◆ **PROBLEM TO WORK ON**
All of the data that follows should be retyped exactly, please, except the pictures.

___ DATASET ROWS ___

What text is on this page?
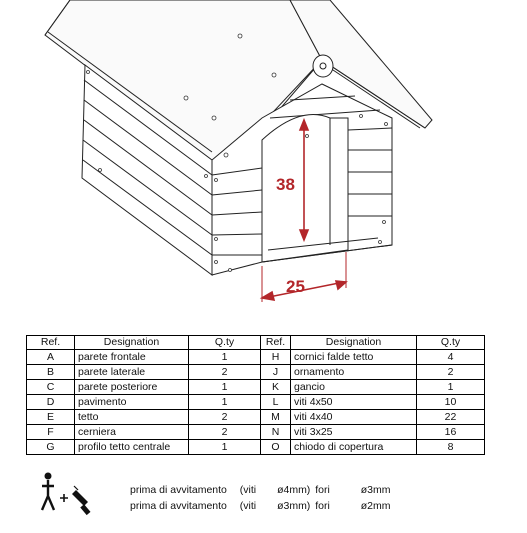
38
25
Ref.	Designation	Q.ty	Ref.	Designation	Q.ty
A	parete frontale	1	H	cornici falde tetto	4
B	parete laterale	2	J	ornamento	2
C	parete posteriore	1	K	gancio	1
D	pavimento	1	L	viti 4x50	10
E	tetto	2	M	viti 4x40	22
F	cerniera	2	N	viti 3x25	16
G	profilo tetto centrale	1	O	chiodo di copertura	8
prima di avvitamento (viti ø4mm) fori	ø3mm
prima di avvitamento (viti ø3mm) fori	ø2mm
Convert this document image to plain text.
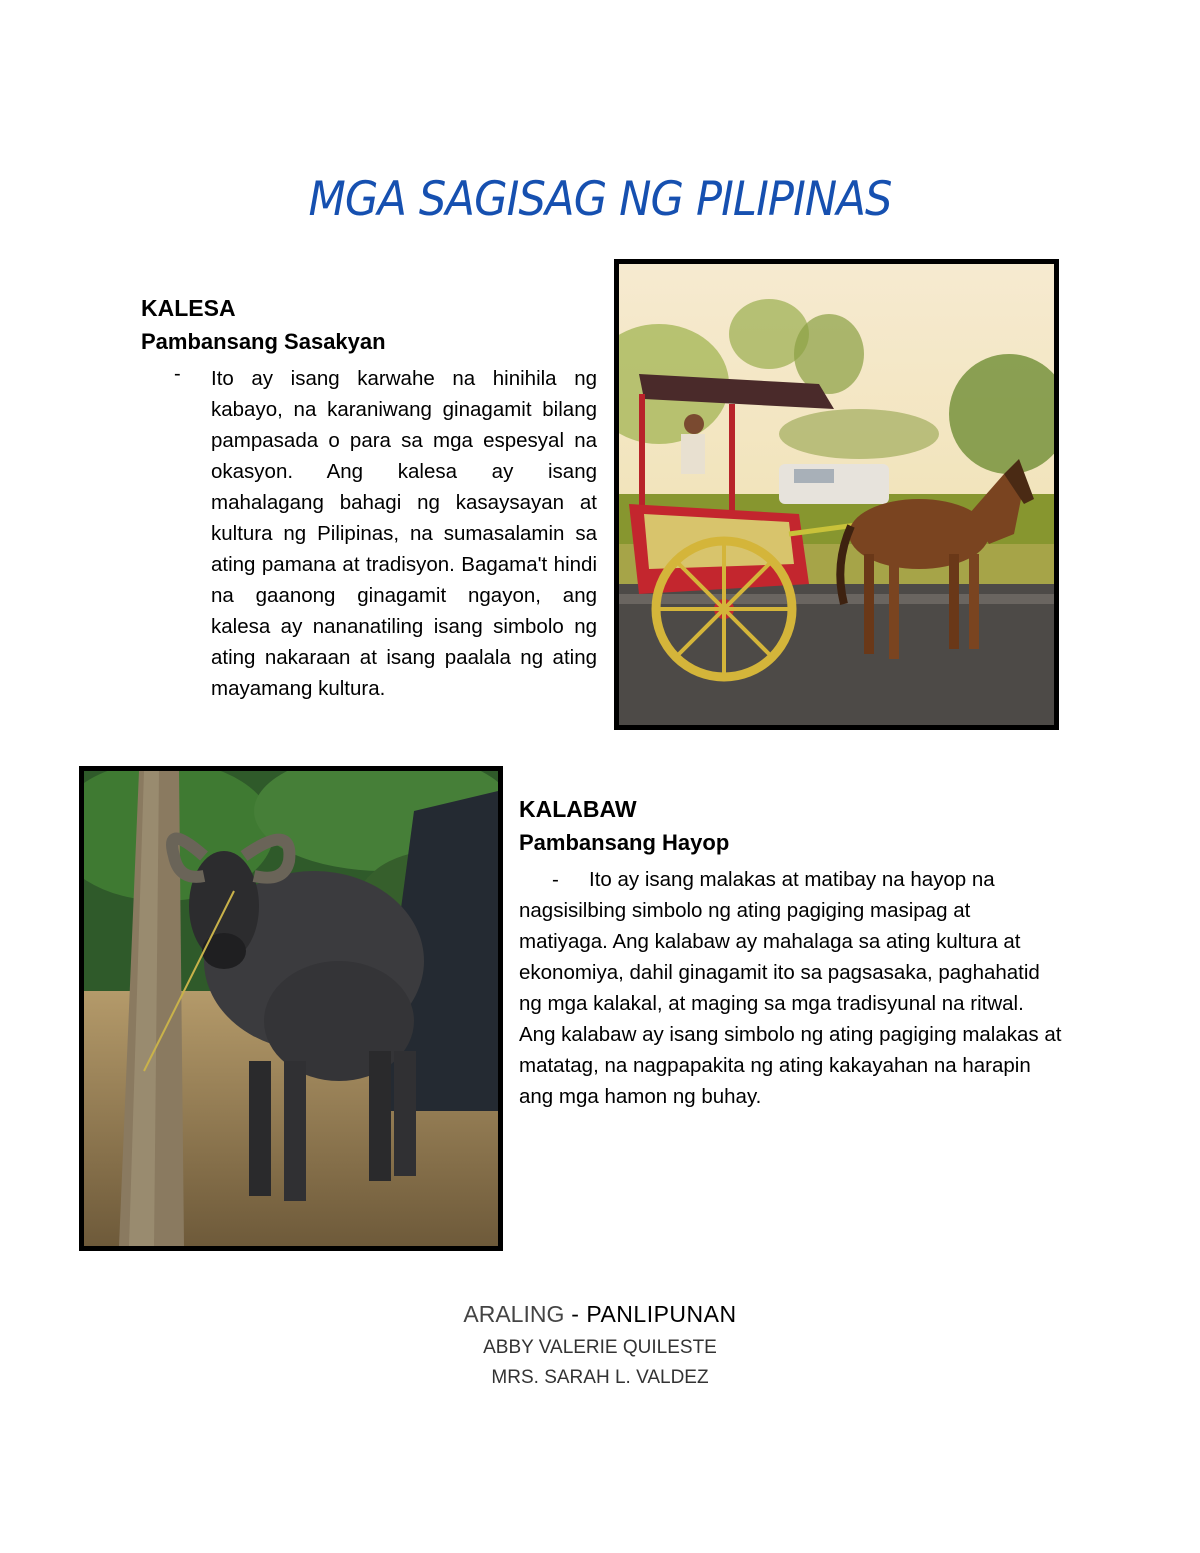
MGA SAGISAG NG PILIPINAS

KALESA

Pambansang Sasakyan

- Ito ay isang karwahe na hinihila ng kabayo, na karaniwang ginagamit bilang pampasada o para sa mga espesyal na okasyon. Ang kalesa ay isang mahalagang bahagi ng kasaysayan at kultura ng Pilipinas, na sumasalamin sa ating pamana at tradisyon. Bagama't hindi na gaanong ginagamit ngayon, ang kalesa ay nananatiling isang simbolo ng ating nakaraan at isang paalala ng ating mayamang kultura.

KALABAW

Pambansang Hayop

- Ito ay isang malakas at matibay na hayop na nagsisilbing simbolo ng ating pagiging masipag at matiyaga. Ang kalabaw ay mahalaga sa ating kultura at ekonomiya, dahil ginagamit ito sa pagsasaka, paghahatid ng mga kalakal, at maging sa mga tradisyunal na ritwal. Ang kalabaw ay isang simbolo ng ating pagiging malakas at matatag, na nagpapakita ng ating kakayahan na harapin ang mga hamon ng buhay.

ARALING - PANLIPUNAN

ABBY VALERIE QUILESTE

MRS. SARAH L. VALDEZ
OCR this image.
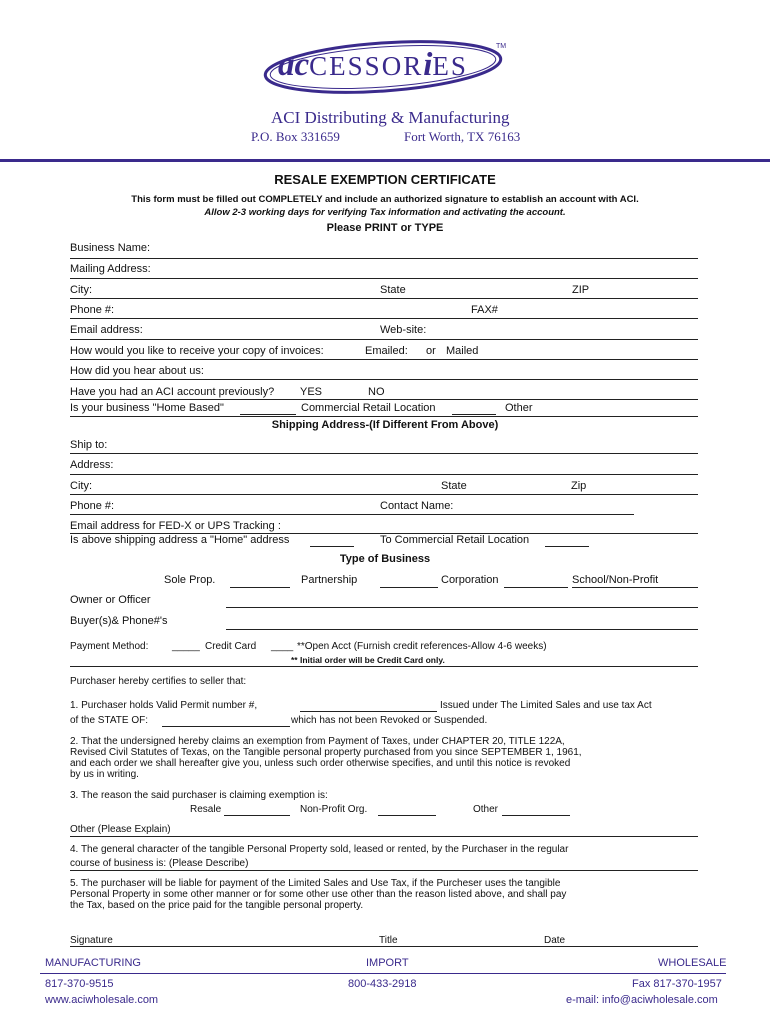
acCESSORiES
TM
ACI Distributing & Manufacturing
P.O. Box 331659	Fort Worth, TX 76163
RESALE EXEMPTION CERTIFICATE
This form must be filled out COMPLETELY and include an authorized signature to establish an account with ACI.
Allow 2-3 working days for verifying Tax information and activating the account.
Please PRINT or TYPE
Business Name:
Mailing Address:
City:	State	ZIP
Phone #:	FAX#
Email address:	Web-site:
How would you like to receive your copy of invoices:	Emailed: or Mailed
How did you hear about us:
Have you had an ACI account previously? YES	NO
Is your business "Home Based"	Commercial Retail Location	Other
Shipping Address-(If Different From Above)
Ship to:
Address:
City:	State	Zip
Phone #:	Contact Name:
Email address for FED-X or UPS Tracking :
Is above shipping address a "Home" address	To Commercial Retail Location
Type of Business
Sole Prop.	Partnership	Corporation	School/Non-Profit
Owner or Officer
Buyer(s)& Phone#'s
Payment Method: _____ Credit Card ____ **Open Acct (Furnish credit references-Allow 4-6 weeks)
** Initial order will be Credit Card only.
Purchaser hereby certifies to seller that:
1. Purchaser holds Valid Permit number #,	Issued under The Limited Sales and use tax Act
of the STATE OF:	which has not been Revoked or Suspended.
2. That the undersigned hereby claims an exemption from Payment of Taxes, under CHAPTER 20, TITLE 122A,
Revised Civil Statutes of Texas, on the Tangible personal property purchased from you since SEPTEMBER 1, 1961,
and each order we shall hereafter give you, unless such order otherwise specifies, and until this notice is revoked
by us in writing.
3. The reason the said purchaser is claiming exemption is:
Resale	Non-Profit Org.	Other
Other (Please Explain)
4. The general character of the tangible Personal Property sold, leased or rented, by the Purchaser in the regular
course of business is: (Please Describe)
5. The purchaser will be liable for payment of the Limited Sales and Use Tax, if the Purcheser uses the tangible
Personal Property in some other manner or for some other use other than the reason listed above, and shall pay
the Tax, based on the price paid for the tangible personal property.
Signature	Title	Date
MANUFACTURING	IMPORT	WHOLESALE
817-370-9515	800-433-2918	Fax 817-370-1957
www.aciwholesale.com	e-mail: info@aciwholesale.com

___

◆ **THE COMPLETED TASK**
What text is on this page?
38
25
Ref.	Designation	Q.ty	Ref.	Designation	Q.ty
A	parete frontale	1	H	cornici falde tetto	4
B	parete laterale	2	J	ornamento	2
C	parete posteriore	1	K	gancio	1
D	pavimento	1	L	viti 4x50	10
E	tetto	2	M	viti 4x40	22
F	cerniera	2	N	viti 3x25	16
G	profilo tetto centrale	1	O	chiodo di copertura	8
prima di avvitamento (viti ø4mm) fori	ø3mm
prima di avvitamento (viti ø3mm) fori	ø2mm
Convert this document image to plain text.
MGA SAGISAG NG PILIPINAS

KALESA

Pambansang Sasakyan

- Ito ay isang karwahe na hinihila ng kabayo, na karaniwang ginagamit bilang pampasada o para sa mga espesyal na okasyon. Ang kalesa ay isang mahalagang bahagi ng kasaysayan at kultura ng Pilipinas, na sumasalamin sa ating pamana at tradisyon. Bagama't hindi na gaanong ginagamit ngayon, ang kalesa ay nananatiling isang simbolo ng ating nakaraan at isang paalala ng ating mayamang kultura.

KALABAW

Pambansang Hayop

- Ito ay isang malakas at matibay na hayop na nagsisilbing simbolo ng ating pagiging masipag at matiyaga. Ang kalabaw ay mahalaga sa ating kultura at ekonomiya, dahil ginagamit ito sa pagsasaka, paghahatid ng mga kalakal, at maging sa mga tradisyunal na ritwal. Ang kalabaw ay isang simbolo ng ating pagiging malakas at matatag, na nagpapakita ng ating kakayahan na harapin ang mga hamon ng buhay.

ARALING - PANLIPUNAN

ABBY VALERIE QUILESTE

MRS. SARAH L. VALDEZ
OCR this image.
acCESSORiES
TM
ACI Distributing & Manufacturing
P.O. Box 331659	Fort Worth, TX 76163
RESALE EXEMPTION CERTIFICATE
This form must be filled out COMPLETELY and include an authorized signature to establish an account with ACI.
Allow 2-3 working days for verifying Tax information and activating the account.
Please PRINT or TYPE
Business Name:
Mailing Address:
City:	State	ZIP
Phone #:	FAX#
Email address:	Web-site:
How would you like to receive your copy of invoices:	Emailed: or Mailed
How did you hear about us:
Have you had an ACI account previously? YES	NO
Is your business "Home Based"	Commercial Retail Location	Other
Shipping Address-(If Different From Above)
Ship to:
Address:
City:	State	Zip
Phone #:	Contact Name:
Email address for FED-X or UPS Tracking :
Is above shipping address a "Home" address	To Commercial Retail Location
Type of Business
Sole Prop.	Partnership	Corporation	School/Non-Profit
Owner or Officer
Buyer(s)& Phone#'s
Payment Method: _____ Credit Card ____ **Open Acct (Furnish credit references-Allow 4-6 weeks)
** Initial order will be Credit Card only.
Purchaser hereby certifies to seller that:
1. Purchaser holds Valid Permit number #,	Issued under The Limited Sales and use tax Act
of the STATE OF:	which has not been Revoked or Suspended.
2. That the undersigned hereby claims an exemption from Payment of Taxes, under CHAPTER 20, TITLE 122A,
Revised Civil Statutes of Texas, on the Tangible personal property purchased from you since SEPTEMBER 1, 1961,
and each order we shall hereafter give you, unless such order otherwise specifies, and until this notice is revoked
by us in writing.
3. The reason the said purchaser is claiming exemption is:
Resale	Non-Profit Org.	Other
Other (Please Explain)
4. The general character of the tangible Personal Property sold, leased or rented, by the Purchaser in the regular
course of business is: (Please Describe)
5. The purchaser will be liable for payment of the Limited Sales and Use Tax, if the Purcheser uses the tangible
Personal Property in some other manner or for some other use other than the reason listed above, and shall pay
the Tax, based on the price paid for the tangible personal property.
Signature	Title	Date
MANUFACTURING	IMPORT	WHOLESALE
817-370-9515	800-433-2918	Fax 817-370-1957
www.aciwholesale.com	e-mail: info@aciwholesale.com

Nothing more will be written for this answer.